:: PROBLEM TO SOLVE ::
Repeat the records below exactly, leaving out any pictures.

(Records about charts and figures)
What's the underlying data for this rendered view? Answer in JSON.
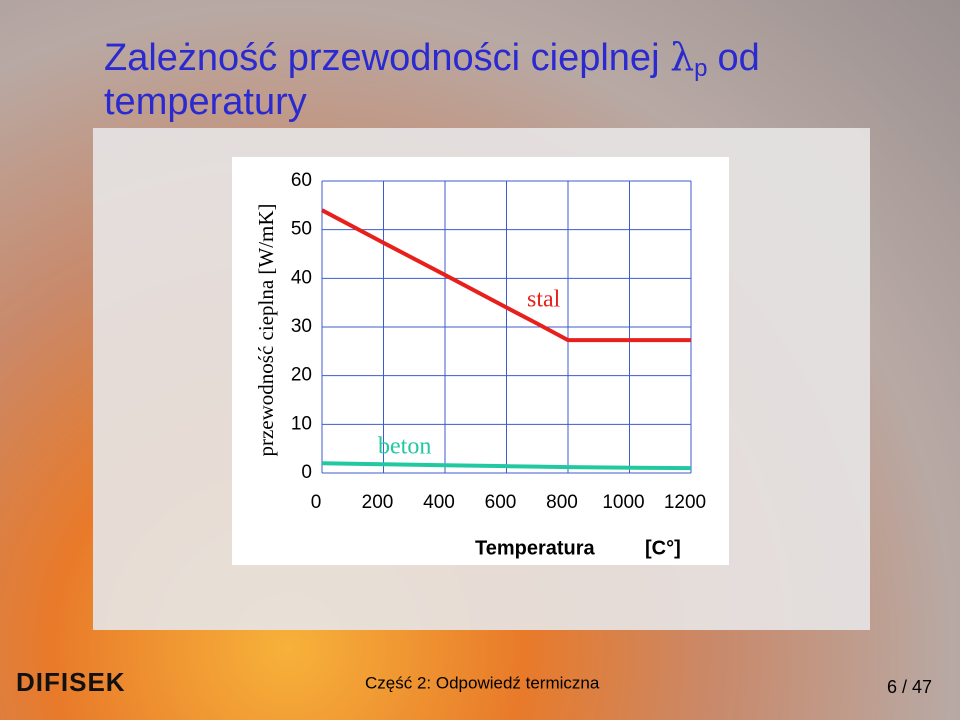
{
  "slide": {
    "title_start": "Zależność przewodności cieplnej",
    "symbol": "λ",
    "subscript": "p",
    "title_end": "od",
    "title_second_line": "temperatury",
    "footer": "Część 2: Odpowiedź termiczna",
    "page": "6 / 47",
    "logo": "DIFISEK"
  },
  "chart_data": {
    "type": "line",
    "y_label": "przewodność cieplna [W/mK]",
    "x_label": "Temperatura",
    "x_unit": "[C°]",
    "x": [
      0,
      200,
      400,
      600,
      700,
      800,
      1200
    ],
    "series": [
      {
        "name": "stal",
        "color": "#e8201c",
        "values": [
          54,
          47.3,
          40.7,
          34,
          30.7,
          27.3,
          27.3
        ]
      },
      {
        "name": "beton",
        "color": "#22c8a0",
        "values": [
          2,
          1.8,
          1.6,
          1.4,
          1.3,
          1.2,
          1
        ]
      }
    ],
    "xlim": [
      0,
      1200
    ],
    "ylim": [
      0,
      60
    ],
    "xticks": [
      0,
      200,
      400,
      600,
      800,
      1000,
      1200
    ],
    "yticks": [
      0,
      10,
      20,
      30,
      40,
      50,
      60
    ],
    "grid": true
  }
}
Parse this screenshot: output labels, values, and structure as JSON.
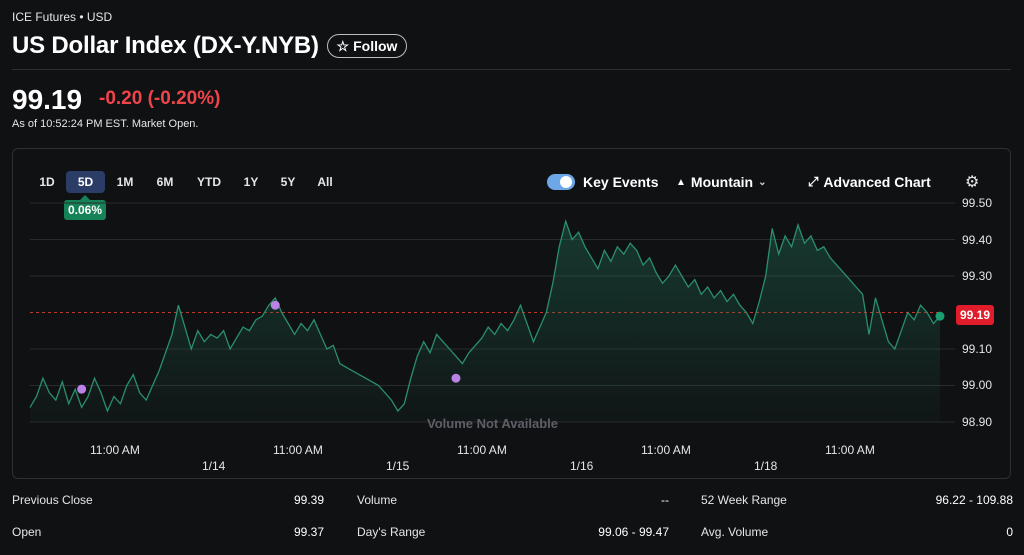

:: THE OUTPUT ::
What's the underlying data for this rendered view? Answer in JSON.
{
  "slide": {
    "title_start": "Zależność przewodności cieplnej",
    "symbol": "λ",
    "subscript": "p",
    "title_end": "od",
    "title_second_line": "temperatury",
    "footer": "Część 2: Odpowiedź termiczna",
    "page": "6 / 47",
    "logo": "DIFISEK"
  },
  "chart_data": {
    "type": "line",
    "y_label": "przewodność cieplna [W/mK]",
    "x_label": "Temperatura",
    "x_unit": "[C°]",
    "x": [
      0,
      200,
      400,
      600,
      700,
      800,
      1200
    ],
    "series": [
      {
        "name": "stal",
        "color": "#e8201c",
        "values": [
          54,
          47.3,
          40.7,
          34,
          30.7,
          27.3,
          27.3
        ]
      },
      {
        "name": "beton",
        "color": "#22c8a0",
        "values": [
          2,
          1.8,
          1.6,
          1.4,
          1.3,
          1.2,
          1
        ]
      }
    ],
    "xlim": [
      0,
      1200
    ],
    "ylim": [
      0,
      60
    ],
    "xticks": [
      0,
      200,
      400,
      600,
      800,
      1000,
      1200
    ],
    "yticks": [
      0,
      10,
      20,
      30,
      40,
      50,
      60
    ],
    "grid": true
  }
}
Parse this screenshot: output labels, values, and structure as JSON.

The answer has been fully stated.